TABLE 1.
Crystallographic analysis and model refinement
| Space group | P21 |
|---|---|
| Unit cell parameters | a = 47.0Å, b = 63.5Å, c = 63.4Å, β = 109.3° |
| Wavelength (Å) | 0.9116 |
| Resolution range (Å) | 50–2.37 |
| Number of observations | 53,672 |
| Completeness (%) | 99.4 (97.5)a |
| Mean I/σ (I) | 22.6 (6.9)a |
| RSYM on Ib | 0.076 (0.216)a |
| Outer resolution shell (Å) | 2.45-2.37 |
| Model and refinement statistics | |
| Resolution range (Å) | 50–2.37 |
| Protein residues (all atoms) | 349 (2,926) |
| Average B-factor (Å2) | 44.0 |
| Unique reflections (test set) | 13,960 (679) |
| Rwork (%)c | 21.6 |
| Rfree (%)d | 26.8 |
| Stereochemical parameters | |
| Observed rms deviations from ideality | |
| Bond lengths (Å) | 0.006 |
| Bond angles (°) | 1.43 |
| Torsion angles (°) | 25.34 |
| Improper torsion angles (°) | 0.74 |
| Ramachandran outliersb | 0.3% |
| Estimated coordinate error | |
| Low resolution cut-off (Å) | 5.0 |
| Luzzati coordinate error (Å) | 0.29 |
| σ A coordinate error (Å) | 0.24 |
a
Outer resolution shell in parentheses.
------------------------
What this exercise asks:
1. List every observed rms deviation from ideality given in the crystallographic table, with its value and unit.
2. Continue the crystallographic table after its final line by writing the footnotes marked b, c and d.
The rows play no part in the work set here.

Supplied data:
------------------------
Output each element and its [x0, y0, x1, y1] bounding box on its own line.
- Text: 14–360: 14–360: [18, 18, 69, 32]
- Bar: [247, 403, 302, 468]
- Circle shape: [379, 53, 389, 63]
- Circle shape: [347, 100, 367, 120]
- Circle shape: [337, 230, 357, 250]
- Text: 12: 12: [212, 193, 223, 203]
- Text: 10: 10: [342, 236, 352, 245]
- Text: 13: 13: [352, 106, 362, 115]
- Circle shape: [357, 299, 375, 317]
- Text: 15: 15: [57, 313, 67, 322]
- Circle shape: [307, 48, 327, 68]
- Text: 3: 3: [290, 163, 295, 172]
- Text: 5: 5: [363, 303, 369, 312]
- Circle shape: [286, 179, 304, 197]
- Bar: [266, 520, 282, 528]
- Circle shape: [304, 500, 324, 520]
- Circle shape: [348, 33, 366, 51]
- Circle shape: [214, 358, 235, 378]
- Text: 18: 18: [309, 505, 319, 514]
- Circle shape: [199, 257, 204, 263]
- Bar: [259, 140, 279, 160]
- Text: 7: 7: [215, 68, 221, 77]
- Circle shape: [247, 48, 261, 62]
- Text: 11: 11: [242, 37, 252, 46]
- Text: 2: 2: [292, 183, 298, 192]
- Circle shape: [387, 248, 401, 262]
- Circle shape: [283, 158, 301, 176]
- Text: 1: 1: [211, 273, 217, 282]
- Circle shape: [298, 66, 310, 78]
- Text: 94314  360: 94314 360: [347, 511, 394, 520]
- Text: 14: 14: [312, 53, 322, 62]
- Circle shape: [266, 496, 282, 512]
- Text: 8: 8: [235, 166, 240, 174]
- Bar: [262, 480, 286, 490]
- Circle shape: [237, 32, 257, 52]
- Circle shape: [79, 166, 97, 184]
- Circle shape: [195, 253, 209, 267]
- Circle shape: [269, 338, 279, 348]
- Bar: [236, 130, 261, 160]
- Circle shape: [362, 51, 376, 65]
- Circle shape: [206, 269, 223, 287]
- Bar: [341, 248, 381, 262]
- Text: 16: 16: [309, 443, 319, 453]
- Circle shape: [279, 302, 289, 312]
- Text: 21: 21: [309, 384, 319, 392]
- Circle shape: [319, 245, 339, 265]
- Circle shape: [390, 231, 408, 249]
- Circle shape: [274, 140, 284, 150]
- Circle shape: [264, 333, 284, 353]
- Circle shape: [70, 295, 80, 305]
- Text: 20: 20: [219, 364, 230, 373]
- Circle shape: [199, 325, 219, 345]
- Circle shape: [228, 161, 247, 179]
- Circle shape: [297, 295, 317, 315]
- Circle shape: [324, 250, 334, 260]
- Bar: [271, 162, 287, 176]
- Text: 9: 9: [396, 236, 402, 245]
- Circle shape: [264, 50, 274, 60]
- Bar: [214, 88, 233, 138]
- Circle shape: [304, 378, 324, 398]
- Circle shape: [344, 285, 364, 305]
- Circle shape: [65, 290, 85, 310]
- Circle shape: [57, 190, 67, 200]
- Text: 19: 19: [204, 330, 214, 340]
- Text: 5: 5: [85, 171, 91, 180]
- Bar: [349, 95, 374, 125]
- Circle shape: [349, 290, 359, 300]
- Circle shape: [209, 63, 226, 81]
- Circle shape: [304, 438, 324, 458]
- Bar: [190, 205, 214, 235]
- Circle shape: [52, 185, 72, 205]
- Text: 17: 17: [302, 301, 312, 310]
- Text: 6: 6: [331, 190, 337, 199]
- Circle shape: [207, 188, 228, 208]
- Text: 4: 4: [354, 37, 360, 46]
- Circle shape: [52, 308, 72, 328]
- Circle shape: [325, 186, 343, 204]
------------------------
Results of the tasks:
1.
Bond lengths: 0.006 Å
Bond angles: 1.43°
Torsion angles: 25.34°
Improper torsion angles: 0.74°

2.
b
RSYM = ΣIi − 〈Ii〉|/Σ|Ii|, where Ii is the scaled intensity of the ith measurement and 〈Ii〉 is the mean intensity for that reflection.
c
Rwork = Σ||Fo| − |Fc|/Σ|Fo|, where Fc and Fo are the calculated and observed structure factor amplitudes, respectively.
d
Rfree is the same as Rwork, but calculated on the 5% of reflections that were omitted from refinement.